WORK TO COMPLETE: Pictures do not belong in the copy; quote every entry below exactly.

+-------+

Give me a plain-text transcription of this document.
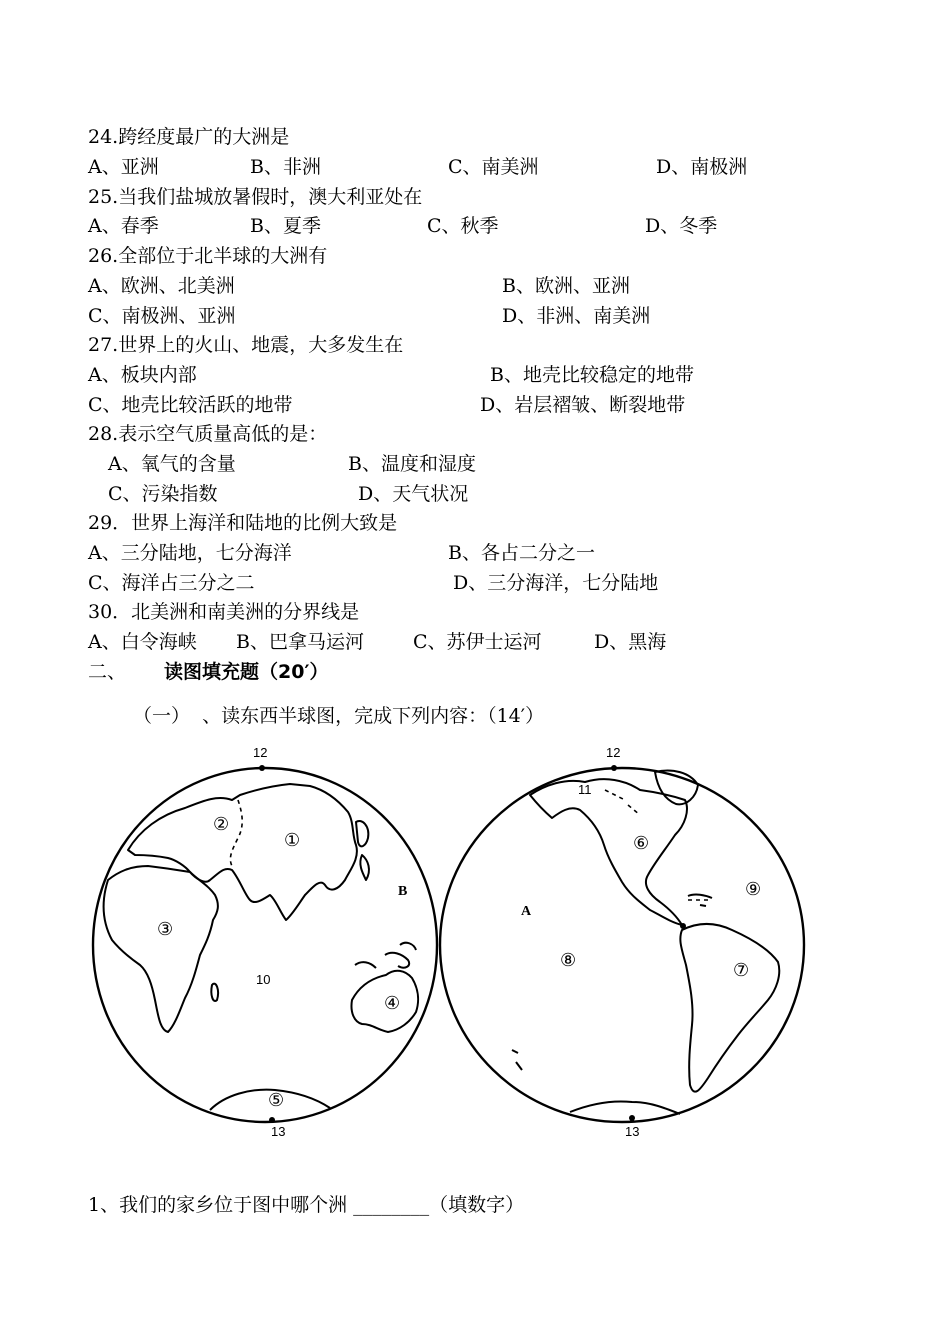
24.跨经度最广的大洲是
A、亚洲	B、非洲	C、南美洲	D、南极洲
25.当我们盐城放暑假时，澳大利亚处在
A、春季	B、夏季	C、秋季	D、冬季
26.全部位于北半球的大洲有
A、欧洲、北美洲	B、欧洲、亚洲
C、南极洲、亚洲	D、非洲、南美洲
27.世界上的火山、地震，大多发生在
A、板块内部	B、地壳比较稳定的地带
C、地壳比较活跃的地带	D、岩层褶皱、断裂地带
28.表示空气质量高低的是：
A、氧气的含量	B、温度和湿度
C、污染指数	D、天气状况
29．世界上海洋和陆地的比例大致是
A、三分陆地，七分海洋	B、各占二分之一
C、海洋占三分之二	D、三分海洋，七分陆地
30．北美洲和南美洲的分界线是
A、白令海峡 B、巴拿马运河	C、苏伊士运河	D、黑海
二、 读图填充题（20′）
（一）  、读东西半球图，完成下列内容：（14′）
12
13
10
B
①
②
③
④
⑤
12
13
11
A
⑥
⑦
⑧
⑨
1、我们的家乡位于图中哪个洲 ________（填数字）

+-------+

ANSWER TO THE EXERCISE:
Give me a plain-text transcription of this document.
24.跨经度最广的大洲是
A、亚洲	B、非洲	C、南美洲	D、南极洲
25.当我们盐城放暑假时，澳大利亚处在
A、春季	B、夏季	C、秋季	D、冬季
26.全部位于北半球的大洲有
A、欧洲、北美洲	B、欧洲、亚洲
C、南极洲、亚洲	D、非洲、南美洲
27.世界上的火山、地震，大多发生在
A、板块内部	B、地壳比较稳定的地带
C、地壳比较活跃的地带	D、岩层褶皱、断裂地带
28.表示空气质量高低的是：
A、氧气的含量	B、温度和湿度
C、污染指数	D、天气状况
29．世界上海洋和陆地的比例大致是
A、三分陆地，七分海洋	B、各占二分之一
C、海洋占三分之二	D、三分海洋，七分陆地
30．北美洲和南美洲的分界线是
A、白令海峡 B、巴拿马运河	C、苏伊士运河	D、黑海
二、 读图填充题（20′）
（一）  、读东西半球图，完成下列内容：（14′）
12
13
10
B
①
②
③
④
⑤
12
13
11
A
⑥
⑦
⑧
⑨
1、我们的家乡位于图中哪个洲 ________（填数字）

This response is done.